**Written instruction**. Go through the lines below. Copy those with "structured".

**Task input**.
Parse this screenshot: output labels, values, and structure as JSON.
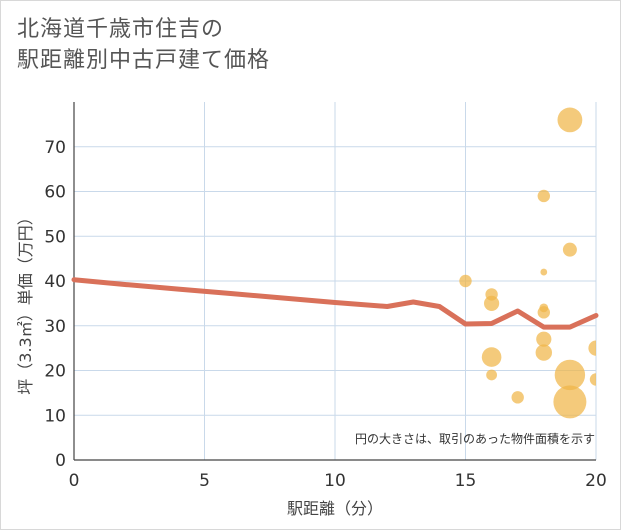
{
  "chart_data": {
    "type": "scatter",
    "title_lines": [
      "北海道千歳市住吉の",
      "駅距離別中古戸建て価格"
    ],
    "xlabel": "駅距離（分）",
    "ylabel": "坪（3.3㎡）単価（万円）",
    "xlim": [
      0,
      20
    ],
    "ylim": [
      0,
      80
    ],
    "x_ticks": [
      0,
      5,
      10,
      15,
      20
    ],
    "y_ticks": [
      0,
      10,
      20,
      30,
      40,
      50,
      60,
      70
    ],
    "grid": true,
    "annotation": "円の大きさは、取引のあった物件面積を示す",
    "colors": {
      "bubble": "#f0b548",
      "trend": "#d9715a",
      "grid": "#c9d9ea",
      "axis": "#444444"
    },
    "bubbles": [
      {
        "x": 15,
        "y": 40,
        "size": 2
      },
      {
        "x": 16,
        "y": 37,
        "size": 2
      },
      {
        "x": 16,
        "y": 35,
        "size": 3
      },
      {
        "x": 16,
        "y": 23,
        "size": 5
      },
      {
        "x": 16,
        "y": 19,
        "size": 1.5
      },
      {
        "x": 17,
        "y": 14,
        "size": 2
      },
      {
        "x": 18,
        "y": 59,
        "size": 2
      },
      {
        "x": 18,
        "y": 42,
        "size": 0.6
      },
      {
        "x": 18,
        "y": 34,
        "size": 1
      },
      {
        "x": 18,
        "y": 33,
        "size": 2
      },
      {
        "x": 18,
        "y": 27,
        "size": 3
      },
      {
        "x": 18,
        "y": 24,
        "size": 3.5
      },
      {
        "x": 19,
        "y": 76,
        "size": 8
      },
      {
        "x": 19,
        "y": 47,
        "size": 2.5
      },
      {
        "x": 19,
        "y": 19,
        "size": 12
      },
      {
        "x": 19,
        "y": 13,
        "size": 14
      },
      {
        "x": 20,
        "y": 25,
        "size": 3
      },
      {
        "x": 20,
        "y": 18,
        "size": 2
      }
    ],
    "trend_line": [
      {
        "x": 0,
        "y": 40.3
      },
      {
        "x": 2,
        "y": 39.2
      },
      {
        "x": 4,
        "y": 38.2
      },
      {
        "x": 6,
        "y": 37.2
      },
      {
        "x": 8,
        "y": 36.2
      },
      {
        "x": 10,
        "y": 35.2
      },
      {
        "x": 12,
        "y": 34.3
      },
      {
        "x": 13,
        "y": 35.3
      },
      {
        "x": 14,
        "y": 34.3
      },
      {
        "x": 15,
        "y": 30.4
      },
      {
        "x": 16,
        "y": 30.5
      },
      {
        "x": 17,
        "y": 33.3
      },
      {
        "x": 18,
        "y": 29.7
      },
      {
        "x": 19,
        "y": 29.7
      },
      {
        "x": 20,
        "y": 32.3
      }
    ]
  }
}
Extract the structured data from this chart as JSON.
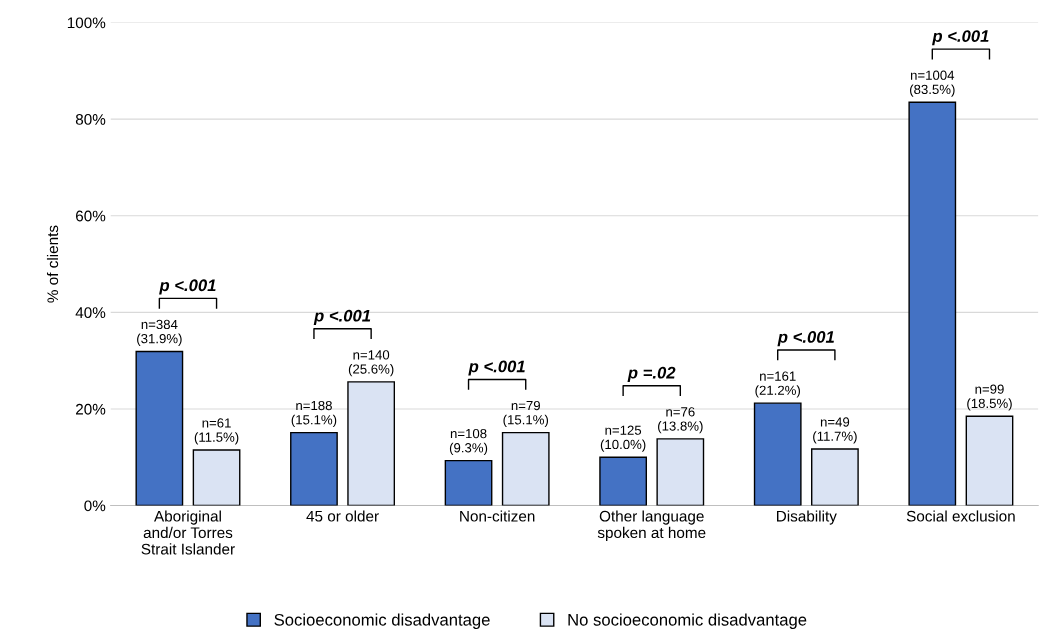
{
  "chart_data": {
    "type": "bar",
    "ylabel": "% of clients",
    "categories": [
      "Aboriginal\nand/or Torres\nStrait Islander",
      "45 or older",
      "Non-citizen",
      "Other language\nspoken at home",
      "Disability",
      "Social exclusion"
    ],
    "series": [
      {
        "name": "Socioeconomic disadvantage",
        "color": "#4472c4",
        "values": [
          31.9,
          15.1,
          9.3,
          10.0,
          21.2,
          83.5
        ],
        "value_labels": [
          "n=384\n(31.9%)",
          "n=188\n(15.1%)",
          "n=108\n(9.3%)",
          "n=125\n(10.0%)",
          "n=161\n(21.2%)",
          "n=1004\n(83.5%)"
        ]
      },
      {
        "name": "No socioeconomic disadvantage",
        "color": "#dae3f3",
        "values": [
          11.5,
          25.6,
          15.1,
          13.8,
          11.7,
          18.5
        ],
        "value_labels": [
          "n=61\n(11.5%)",
          "n=140\n(25.6%)",
          "n=79\n(15.1%)",
          "n=76\n(13.8%)",
          "n=49\n(11.7%)",
          "n=99\n(18.5%)"
        ]
      }
    ],
    "annotations": [
      "p <.001",
      "p <.001",
      "p <.001",
      "p =.02",
      "p <.001",
      "p <.001"
    ],
    "ylim": [
      0,
      100
    ],
    "yticks": [
      {
        "value": 0,
        "label": "0%"
      },
      {
        "value": 20,
        "label": "20%"
      },
      {
        "value": 40,
        "label": "40%"
      },
      {
        "value": 60,
        "label": "60%"
      },
      {
        "value": 80,
        "label": "80%"
      },
      {
        "value": 100,
        "label": "100%"
      }
    ],
    "grid": "y",
    "legend": "bottom"
  }
}
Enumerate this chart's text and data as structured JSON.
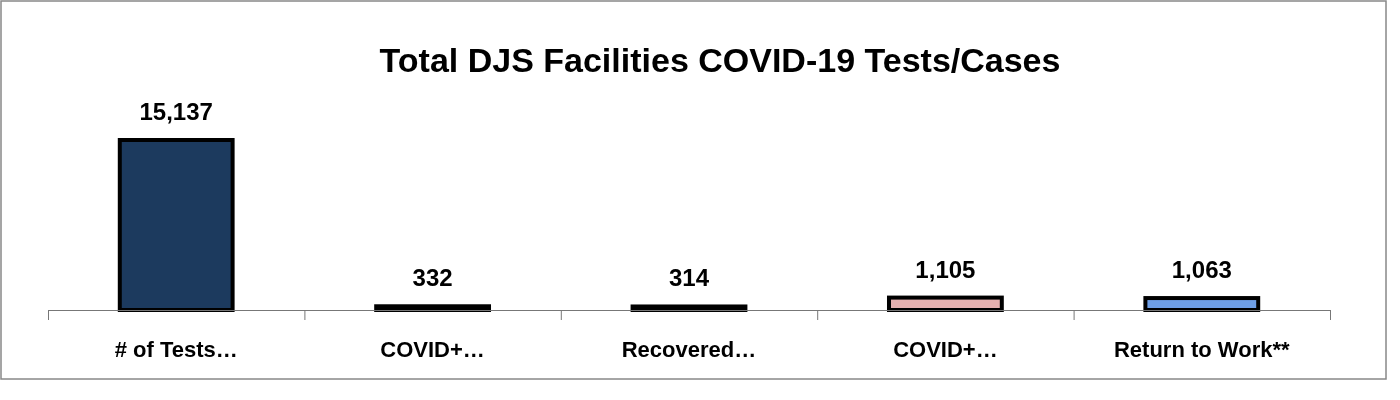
{
  "chart_data": {
    "type": "bar",
    "title": "Total DJS Facilities COVID-19 Tests/Cases",
    "categories": [
      "# of Tests…",
      "COVID+…",
      "Recovered…",
      "COVID+…",
      "Return to Work**"
    ],
    "values": [
      15137,
      332,
      314,
      1105,
      1063
    ],
    "value_labels": [
      "15,137",
      "332",
      "314",
      "1,105",
      "1,063"
    ],
    "colors": [
      "#1c3a5e",
      "#b9c9dc",
      "#a9473f",
      "#e6b1b0",
      "#6f9fe6"
    ]
  }
}
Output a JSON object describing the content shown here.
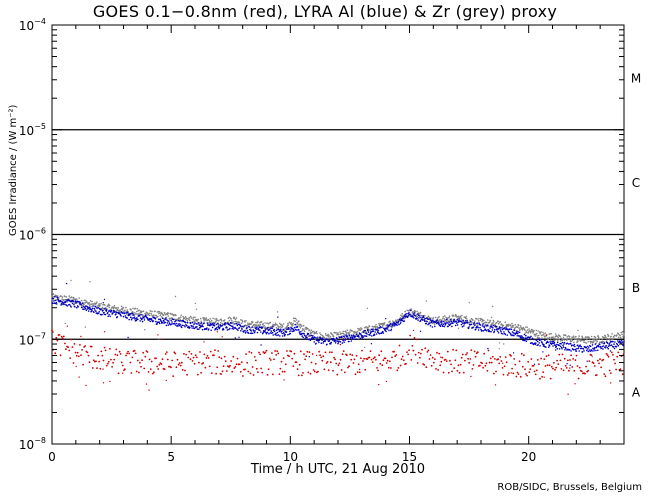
{
  "chart_data": {
    "type": "scatter",
    "title": "GOES 0.1−0.8nm (red), LYRA Al (blue) & Zr (grey) proxy",
    "xlabel": "Time / h UTC, 21 Aug 2010",
    "ylabel": "GOES Irradiance / (W m⁻²)",
    "credit": "ROB/SIDC, Brussels, Belgium",
    "yscale": "log",
    "xlim": [
      0,
      24
    ],
    "ylim": [
      1e-08,
      0.0001
    ],
    "x_ticks": [
      {
        "value": 0,
        "label": "0"
      },
      {
        "value": 5,
        "label": "5"
      },
      {
        "value": 10,
        "label": "10"
      },
      {
        "value": 15,
        "label": "15"
      },
      {
        "value": 20,
        "label": "20"
      }
    ],
    "y_ticks": [
      {
        "value": 1e-08,
        "base": "10",
        "exp": "−8"
      },
      {
        "value": 1e-07,
        "base": "10",
        "exp": "−7"
      },
      {
        "value": 1e-06,
        "base": "10",
        "exp": "−6"
      },
      {
        "value": 1e-05,
        "base": "10",
        "exp": "−5"
      },
      {
        "value": 0.0001,
        "base": "10",
        "exp": "−4"
      }
    ],
    "reference_lines": [
      1e-07,
      1e-06,
      1e-05
    ],
    "flare_classes": [
      {
        "label": "A",
        "value": 3.16e-08
      },
      {
        "label": "B",
        "value": 3.16e-07
      },
      {
        "label": "C",
        "value": 3.16e-06
      },
      {
        "label": "M",
        "value": 3.16e-05
      }
    ],
    "series": [
      {
        "name": "LYRA Zr proxy",
        "color": "#808080",
        "x": [
          0,
          1,
          2,
          3,
          4,
          5,
          6,
          7,
          7.7,
          8,
          9,
          9.8,
          10.2,
          10.6,
          11,
          11.5,
          12,
          13,
          14,
          14.5,
          15,
          15.3,
          16,
          17,
          18,
          19,
          19.5,
          20,
          20.5,
          21,
          21.5,
          22,
          22.5,
          23,
          23.5,
          24
        ],
        "y": [
          2.5e-07,
          2.35e-07,
          2.05e-07,
          1.9e-07,
          1.75e-07,
          1.65e-07,
          1.5e-07,
          1.45e-07,
          1.55e-07,
          1.4e-07,
          1.35e-07,
          1.3e-07,
          1.5e-07,
          1.25e-07,
          1.1e-07,
          1.05e-07,
          1.08e-07,
          1.2e-07,
          1.35e-07,
          1.5e-07,
          1.85e-07,
          1.75e-07,
          1.5e-07,
          1.6e-07,
          1.45e-07,
          1.35e-07,
          1.3e-07,
          1.2e-07,
          1.1e-07,
          1.05e-07,
          1.02e-07,
          1e-07,
          9.8e-08,
          1e-07,
          1.05e-07,
          1.1e-07
        ]
      },
      {
        "name": "LYRA Al proxy",
        "color": "#0000c0",
        "x": [
          0,
          1,
          2,
          3,
          4,
          5,
          6,
          7,
          7.7,
          8,
          9,
          9.8,
          10.2,
          10.6,
          11,
          11.5,
          12,
          13,
          14,
          14.5,
          15,
          15.3,
          16,
          17,
          18,
          19,
          19.5,
          20,
          20.5,
          21,
          21.5,
          22,
          22.5,
          23,
          23.5,
          24
        ],
        "y": [
          2.4e-07,
          2.15e-07,
          1.85e-07,
          1.7e-07,
          1.55e-07,
          1.45e-07,
          1.35e-07,
          1.3e-07,
          1.35e-07,
          1.25e-07,
          1.2e-07,
          1.15e-07,
          1.3e-07,
          1.1e-07,
          9.8e-08,
          9.5e-08,
          9.7e-08,
          1.1e-07,
          1.25e-07,
          1.4e-07,
          1.8e-07,
          1.65e-07,
          1.4e-07,
          1.45e-07,
          1.3e-07,
          1.2e-07,
          1.12e-07,
          1e-07,
          9.2e-08,
          8.8e-08,
          8.6e-08,
          8.2e-08,
          8e-08,
          8.5e-08,
          8.8e-08,
          9e-08
        ]
      },
      {
        "name": "GOES 0.1-0.8nm",
        "color": "#d00000",
        "x": [
          0,
          0.5,
          1,
          2,
          3,
          4,
          5,
          6,
          7,
          8,
          9,
          10,
          11,
          12,
          13,
          14,
          14.7,
          15,
          15.5,
          16,
          17,
          18,
          19,
          20,
          21,
          22,
          23,
          24
        ],
        "y": [
          9.5e-08,
          8.5e-08,
          7.5e-08,
          6.5e-08,
          6e-08,
          6e-08,
          5.8e-08,
          6e-08,
          6e-08,
          5.8e-08,
          6e-08,
          6e-08,
          5.8e-08,
          5.8e-08,
          6e-08,
          6.2e-08,
          6.8e-08,
          8.5e-08,
          7.5e-08,
          6.6e-08,
          6e-08,
          6e-08,
          5.8e-08,
          5.5e-08,
          5.5e-08,
          5.5e-08,
          5.7e-08,
          6e-08
        ]
      }
    ]
  }
}
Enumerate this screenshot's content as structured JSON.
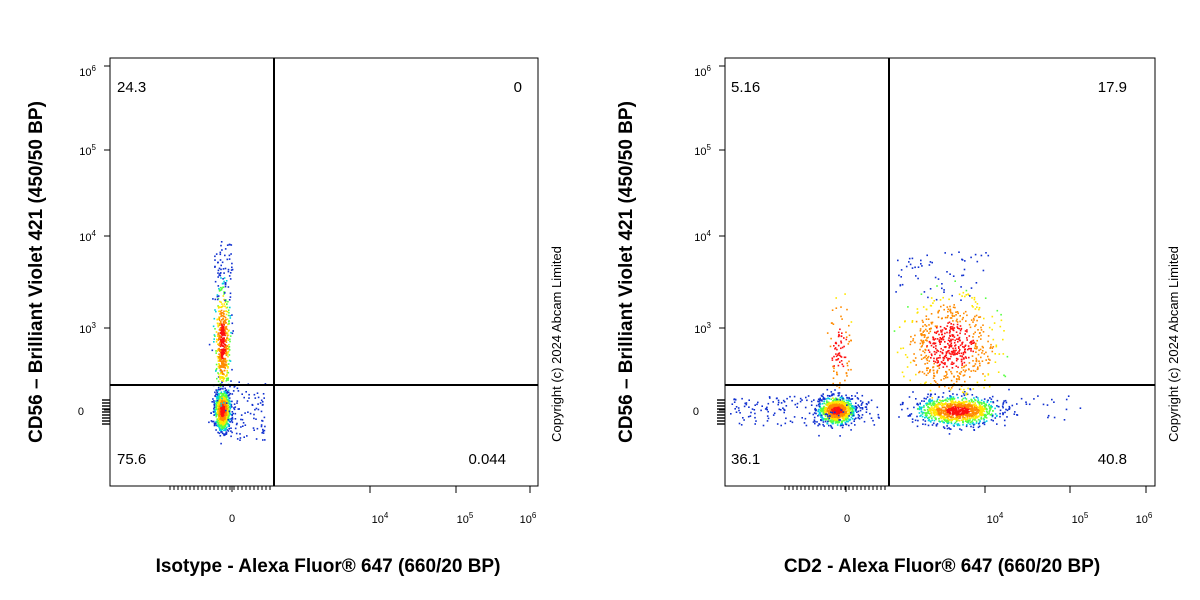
{
  "chart_data": [
    {
      "type": "scatter",
      "subtype": "flow-cytometry-density-dot-plot",
      "xlabel": "Isotype - Alexa Fluor® 647 (660/20 BP)",
      "ylabel": "CD56 – Brilliant Violet 421 (450/50 BP)",
      "x_scale": "biexponential",
      "y_scale": "biexponential",
      "x_ticks": [
        "0",
        "10^4",
        "10^5",
        "10^6"
      ],
      "y_ticks": [
        "0",
        "10^3",
        "10^4",
        "10^5",
        "10^6"
      ],
      "quadrants": {
        "top_left": "24.3",
        "top_right": "0",
        "bottom_left": "75.6",
        "bottom_right": "0.044"
      },
      "copyright": "Copyright (c) 2024 Abcam Limited",
      "gate_x": 900,
      "gate_y": 250,
      "populations": [
        {
          "x": 0,
          "y": 0,
          "density": "high"
        },
        {
          "x": 0,
          "y": 900,
          "density": "medium"
        }
      ]
    },
    {
      "type": "scatter",
      "subtype": "flow-cytometry-density-dot-plot",
      "xlabel": "CD2 - Alexa Fluor® 647 (660/20 BP)",
      "ylabel": "CD56 – Brilliant Violet 421 (450/50 BP)",
      "x_scale": "biexponential",
      "y_scale": "biexponential",
      "x_ticks": [
        "0",
        "10^4",
        "10^5",
        "10^6"
      ],
      "y_ticks": [
        "0",
        "10^3",
        "10^4",
        "10^5",
        "10^6"
      ],
      "quadrants": {
        "top_left": "5.16",
        "top_right": "17.9",
        "bottom_left": "36.1",
        "bottom_right": "40.8"
      },
      "copyright": "Copyright (c) 2024 Abcam Limited",
      "gate_x": 900,
      "gate_y": 250,
      "populations": [
        {
          "x": 0,
          "y": 0,
          "density": "high"
        },
        {
          "x": 5000,
          "y": 0,
          "density": "high"
        },
        {
          "x": 5000,
          "y": 900,
          "density": "medium"
        },
        {
          "x": 0,
          "y": 900,
          "density": "low"
        }
      ]
    }
  ]
}
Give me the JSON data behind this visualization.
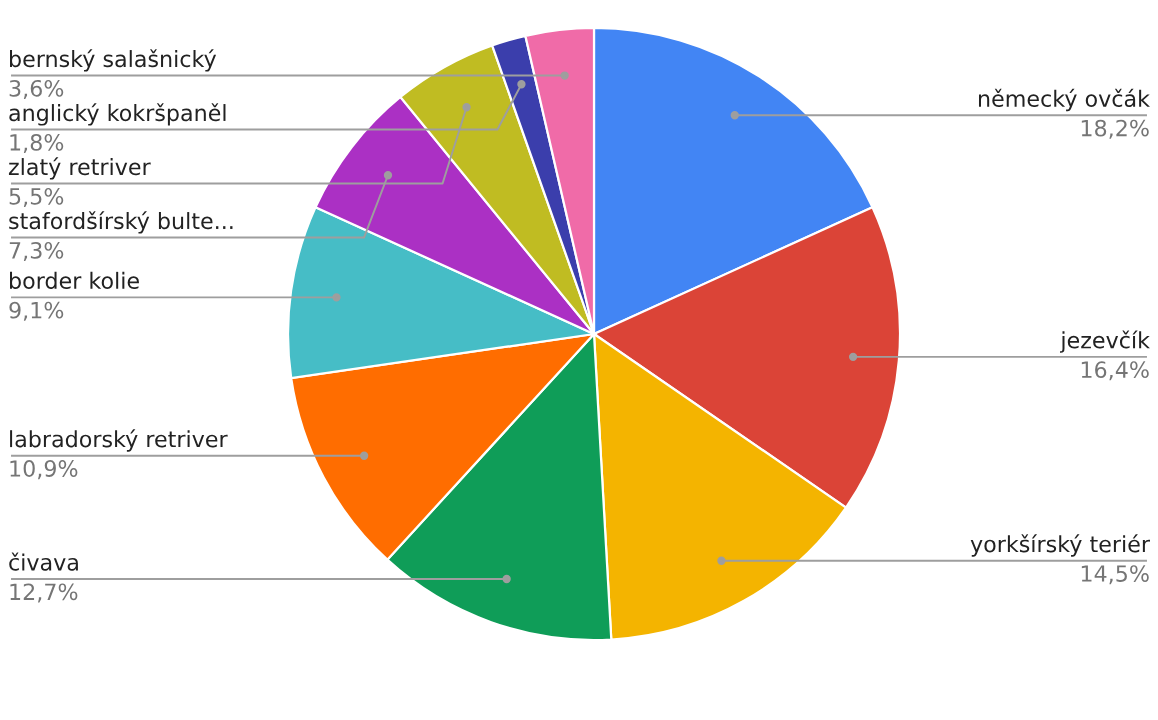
{
  "chart_data": {
    "type": "pie",
    "categories": [
      "německý ovčák",
      "jezevčík",
      "yorkšírský teriér",
      "čivava",
      "labradorský retriver",
      "border kolie",
      "stafordšírský bulte...",
      "zlatý retriver",
      "anglický kokršpaněl",
      "bernský salašnický"
    ],
    "values": [
      18.2,
      16.4,
      14.5,
      12.7,
      10.9,
      9.1,
      7.3,
      5.5,
      1.8,
      3.6
    ],
    "value_labels": [
      "18,2%",
      "16,4%",
      "14,5%",
      "12,7%",
      "10,9%",
      "9,1%",
      "7,3%",
      "5,5%",
      "1,8%",
      "3,6%"
    ],
    "colors": [
      "#4285f4",
      "#db4437",
      "#f4b400",
      "#0f9d58",
      "#ff6d00",
      "#46bdc6",
      "#ab30c4",
      "#c0bc22",
      "#3b3eac",
      "#f06ba8"
    ],
    "legend": false
  }
}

**Answer to the task**.
Extract the structured data from this chart as JSON.
Enumerate this chart's text and data as structured JSON.
Enumerate this screenshot's content as structured JSON.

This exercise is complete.